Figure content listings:

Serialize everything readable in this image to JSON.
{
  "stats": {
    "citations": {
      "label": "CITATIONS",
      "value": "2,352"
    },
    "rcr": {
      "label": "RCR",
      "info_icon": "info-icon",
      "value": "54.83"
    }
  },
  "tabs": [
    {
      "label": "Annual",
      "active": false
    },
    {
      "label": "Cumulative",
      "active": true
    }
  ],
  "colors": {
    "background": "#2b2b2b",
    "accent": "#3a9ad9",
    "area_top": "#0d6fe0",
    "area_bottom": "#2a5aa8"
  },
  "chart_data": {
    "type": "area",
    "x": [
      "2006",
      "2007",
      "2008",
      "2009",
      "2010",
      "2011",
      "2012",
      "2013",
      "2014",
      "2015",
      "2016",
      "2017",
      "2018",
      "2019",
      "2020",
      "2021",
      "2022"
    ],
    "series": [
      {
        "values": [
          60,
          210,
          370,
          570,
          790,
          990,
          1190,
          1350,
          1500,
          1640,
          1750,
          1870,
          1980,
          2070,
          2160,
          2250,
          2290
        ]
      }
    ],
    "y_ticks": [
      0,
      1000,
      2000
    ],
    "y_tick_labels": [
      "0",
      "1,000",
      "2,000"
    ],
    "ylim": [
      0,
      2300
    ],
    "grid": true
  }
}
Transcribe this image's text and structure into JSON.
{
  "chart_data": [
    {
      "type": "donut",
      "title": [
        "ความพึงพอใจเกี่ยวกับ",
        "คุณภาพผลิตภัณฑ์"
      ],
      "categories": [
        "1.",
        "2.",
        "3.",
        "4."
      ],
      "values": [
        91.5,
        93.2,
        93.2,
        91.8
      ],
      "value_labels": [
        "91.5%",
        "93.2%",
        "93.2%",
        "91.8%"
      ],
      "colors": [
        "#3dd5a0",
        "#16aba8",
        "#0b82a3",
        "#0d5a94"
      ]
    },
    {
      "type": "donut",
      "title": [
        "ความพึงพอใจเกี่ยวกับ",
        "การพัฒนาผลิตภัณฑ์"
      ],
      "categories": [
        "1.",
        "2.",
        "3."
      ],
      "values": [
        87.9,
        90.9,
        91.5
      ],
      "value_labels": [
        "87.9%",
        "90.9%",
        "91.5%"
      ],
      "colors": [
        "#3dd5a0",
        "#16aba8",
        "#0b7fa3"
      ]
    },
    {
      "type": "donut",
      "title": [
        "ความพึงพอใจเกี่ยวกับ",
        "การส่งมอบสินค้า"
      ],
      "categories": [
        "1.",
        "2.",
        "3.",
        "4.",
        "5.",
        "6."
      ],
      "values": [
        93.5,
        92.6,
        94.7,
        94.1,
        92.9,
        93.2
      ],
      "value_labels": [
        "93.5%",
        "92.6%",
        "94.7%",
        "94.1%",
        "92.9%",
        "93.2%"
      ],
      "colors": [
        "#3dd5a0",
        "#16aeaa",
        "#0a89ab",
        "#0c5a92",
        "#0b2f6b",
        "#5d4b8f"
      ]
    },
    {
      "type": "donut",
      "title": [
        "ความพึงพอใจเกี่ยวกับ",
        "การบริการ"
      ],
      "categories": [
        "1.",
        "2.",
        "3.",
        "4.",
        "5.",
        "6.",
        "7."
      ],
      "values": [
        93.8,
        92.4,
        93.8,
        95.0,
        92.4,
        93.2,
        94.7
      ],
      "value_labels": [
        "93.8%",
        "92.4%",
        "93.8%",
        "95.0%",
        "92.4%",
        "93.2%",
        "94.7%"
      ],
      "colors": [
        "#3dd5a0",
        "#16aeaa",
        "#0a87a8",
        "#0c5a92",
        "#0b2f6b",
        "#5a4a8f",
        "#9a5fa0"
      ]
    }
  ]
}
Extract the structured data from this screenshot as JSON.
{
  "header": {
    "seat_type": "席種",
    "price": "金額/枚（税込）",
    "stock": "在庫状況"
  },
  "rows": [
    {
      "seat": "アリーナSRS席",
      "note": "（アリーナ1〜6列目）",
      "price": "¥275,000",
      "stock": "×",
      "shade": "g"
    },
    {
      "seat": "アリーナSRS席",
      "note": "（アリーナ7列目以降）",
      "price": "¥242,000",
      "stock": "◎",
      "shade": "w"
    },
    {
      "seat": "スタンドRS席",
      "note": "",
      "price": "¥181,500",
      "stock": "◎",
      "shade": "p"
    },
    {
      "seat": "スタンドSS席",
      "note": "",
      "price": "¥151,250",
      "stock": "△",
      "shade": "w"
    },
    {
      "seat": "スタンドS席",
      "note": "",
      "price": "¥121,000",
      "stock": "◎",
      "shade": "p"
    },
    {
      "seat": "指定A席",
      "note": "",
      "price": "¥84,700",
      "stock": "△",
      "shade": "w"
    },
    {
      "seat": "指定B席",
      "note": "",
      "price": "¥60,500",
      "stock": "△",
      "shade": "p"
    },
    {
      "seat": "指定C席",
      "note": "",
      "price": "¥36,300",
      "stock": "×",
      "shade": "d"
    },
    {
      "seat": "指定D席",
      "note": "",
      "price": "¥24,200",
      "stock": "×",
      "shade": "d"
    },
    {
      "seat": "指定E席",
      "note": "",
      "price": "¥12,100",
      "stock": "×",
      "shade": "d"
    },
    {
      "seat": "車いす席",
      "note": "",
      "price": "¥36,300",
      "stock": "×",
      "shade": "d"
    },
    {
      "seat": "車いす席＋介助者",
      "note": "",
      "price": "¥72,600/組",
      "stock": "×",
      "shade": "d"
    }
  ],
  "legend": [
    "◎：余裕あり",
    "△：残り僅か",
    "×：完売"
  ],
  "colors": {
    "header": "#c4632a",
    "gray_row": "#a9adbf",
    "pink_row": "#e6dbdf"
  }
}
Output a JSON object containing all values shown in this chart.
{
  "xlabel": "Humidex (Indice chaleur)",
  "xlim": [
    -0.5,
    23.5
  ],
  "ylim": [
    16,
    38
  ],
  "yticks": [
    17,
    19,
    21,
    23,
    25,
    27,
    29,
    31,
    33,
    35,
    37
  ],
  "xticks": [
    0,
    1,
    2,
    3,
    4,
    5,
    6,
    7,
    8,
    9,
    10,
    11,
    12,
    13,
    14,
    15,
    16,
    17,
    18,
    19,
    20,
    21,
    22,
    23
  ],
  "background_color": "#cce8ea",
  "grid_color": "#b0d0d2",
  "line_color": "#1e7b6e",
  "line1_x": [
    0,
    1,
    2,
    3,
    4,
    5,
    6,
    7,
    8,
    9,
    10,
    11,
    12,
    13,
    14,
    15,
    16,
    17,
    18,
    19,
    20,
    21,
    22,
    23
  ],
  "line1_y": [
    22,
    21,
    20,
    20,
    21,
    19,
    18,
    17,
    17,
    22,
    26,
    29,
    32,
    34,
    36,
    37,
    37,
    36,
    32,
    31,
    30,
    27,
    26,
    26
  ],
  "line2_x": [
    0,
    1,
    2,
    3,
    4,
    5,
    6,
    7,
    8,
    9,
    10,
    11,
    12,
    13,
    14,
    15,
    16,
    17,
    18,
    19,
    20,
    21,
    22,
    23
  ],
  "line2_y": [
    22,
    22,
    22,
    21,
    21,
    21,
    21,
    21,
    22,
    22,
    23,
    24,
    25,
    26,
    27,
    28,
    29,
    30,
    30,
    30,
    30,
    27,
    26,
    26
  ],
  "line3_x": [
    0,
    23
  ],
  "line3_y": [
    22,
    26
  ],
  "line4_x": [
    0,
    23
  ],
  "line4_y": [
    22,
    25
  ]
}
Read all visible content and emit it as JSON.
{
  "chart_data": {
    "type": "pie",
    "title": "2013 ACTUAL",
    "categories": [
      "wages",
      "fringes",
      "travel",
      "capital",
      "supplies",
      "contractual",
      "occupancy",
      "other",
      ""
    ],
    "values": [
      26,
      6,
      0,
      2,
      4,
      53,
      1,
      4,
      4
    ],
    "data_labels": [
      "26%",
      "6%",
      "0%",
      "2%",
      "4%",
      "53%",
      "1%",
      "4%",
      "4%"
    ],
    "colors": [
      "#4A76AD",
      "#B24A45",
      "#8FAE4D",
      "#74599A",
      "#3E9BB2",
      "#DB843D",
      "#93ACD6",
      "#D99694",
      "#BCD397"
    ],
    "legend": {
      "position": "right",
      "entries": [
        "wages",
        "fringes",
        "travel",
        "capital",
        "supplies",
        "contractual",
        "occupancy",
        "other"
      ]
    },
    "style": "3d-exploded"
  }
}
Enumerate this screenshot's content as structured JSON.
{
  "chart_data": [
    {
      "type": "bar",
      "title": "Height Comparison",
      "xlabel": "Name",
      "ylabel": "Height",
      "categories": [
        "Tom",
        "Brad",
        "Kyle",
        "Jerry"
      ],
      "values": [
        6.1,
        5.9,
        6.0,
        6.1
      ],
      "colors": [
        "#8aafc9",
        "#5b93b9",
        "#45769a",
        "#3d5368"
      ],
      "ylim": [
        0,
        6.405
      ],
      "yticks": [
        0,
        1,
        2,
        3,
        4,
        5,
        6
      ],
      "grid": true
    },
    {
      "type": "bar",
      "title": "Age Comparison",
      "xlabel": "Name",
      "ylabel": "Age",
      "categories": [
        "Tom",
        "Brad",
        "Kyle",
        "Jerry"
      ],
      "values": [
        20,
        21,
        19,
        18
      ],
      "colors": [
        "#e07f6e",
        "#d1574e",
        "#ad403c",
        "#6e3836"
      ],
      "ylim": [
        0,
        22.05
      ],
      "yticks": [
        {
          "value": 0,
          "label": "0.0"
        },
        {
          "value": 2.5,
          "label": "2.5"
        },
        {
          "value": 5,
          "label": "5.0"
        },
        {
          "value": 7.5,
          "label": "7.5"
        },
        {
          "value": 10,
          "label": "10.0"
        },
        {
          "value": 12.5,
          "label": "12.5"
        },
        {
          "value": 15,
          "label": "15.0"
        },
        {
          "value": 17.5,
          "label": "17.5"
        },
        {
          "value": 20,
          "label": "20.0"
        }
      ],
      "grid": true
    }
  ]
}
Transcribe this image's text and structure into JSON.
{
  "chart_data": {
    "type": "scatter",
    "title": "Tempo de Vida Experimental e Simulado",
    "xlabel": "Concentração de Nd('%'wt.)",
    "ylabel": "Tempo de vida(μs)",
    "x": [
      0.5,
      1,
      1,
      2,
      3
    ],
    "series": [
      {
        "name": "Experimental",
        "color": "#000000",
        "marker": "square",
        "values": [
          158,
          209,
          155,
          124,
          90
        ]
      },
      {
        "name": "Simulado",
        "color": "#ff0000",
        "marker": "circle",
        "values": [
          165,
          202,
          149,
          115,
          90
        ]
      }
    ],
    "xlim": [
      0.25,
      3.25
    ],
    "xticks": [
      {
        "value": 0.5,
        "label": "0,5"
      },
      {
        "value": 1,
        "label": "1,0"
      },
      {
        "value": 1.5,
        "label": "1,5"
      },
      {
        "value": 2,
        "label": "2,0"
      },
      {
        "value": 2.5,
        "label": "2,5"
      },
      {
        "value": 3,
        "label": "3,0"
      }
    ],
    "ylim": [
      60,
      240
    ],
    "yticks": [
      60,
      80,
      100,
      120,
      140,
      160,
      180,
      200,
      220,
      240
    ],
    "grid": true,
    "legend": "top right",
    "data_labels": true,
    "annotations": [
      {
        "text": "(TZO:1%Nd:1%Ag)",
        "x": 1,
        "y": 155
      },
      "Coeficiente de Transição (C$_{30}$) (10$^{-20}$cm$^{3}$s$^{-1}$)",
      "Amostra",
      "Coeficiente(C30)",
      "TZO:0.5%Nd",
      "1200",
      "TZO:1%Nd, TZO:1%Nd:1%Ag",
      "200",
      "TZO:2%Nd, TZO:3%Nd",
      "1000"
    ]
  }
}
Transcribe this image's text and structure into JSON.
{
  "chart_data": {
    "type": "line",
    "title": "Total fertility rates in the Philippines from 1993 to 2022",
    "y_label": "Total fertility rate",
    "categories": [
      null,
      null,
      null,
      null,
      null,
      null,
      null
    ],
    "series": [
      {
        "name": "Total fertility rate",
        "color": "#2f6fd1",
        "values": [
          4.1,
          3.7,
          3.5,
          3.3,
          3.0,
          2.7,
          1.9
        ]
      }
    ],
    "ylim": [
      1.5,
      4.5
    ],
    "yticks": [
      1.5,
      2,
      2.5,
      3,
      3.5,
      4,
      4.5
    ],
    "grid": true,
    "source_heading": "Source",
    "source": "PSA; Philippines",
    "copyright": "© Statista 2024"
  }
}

◆ **WHAT IS EXPECTED**: Pull out all lines containing the word "Philippines" from the entries above.

◆ **THE RESPONSE**:
    "title": "Total fertility rates in the Philippines from 1993 to 2022",
    "source": "PSA; Philippines",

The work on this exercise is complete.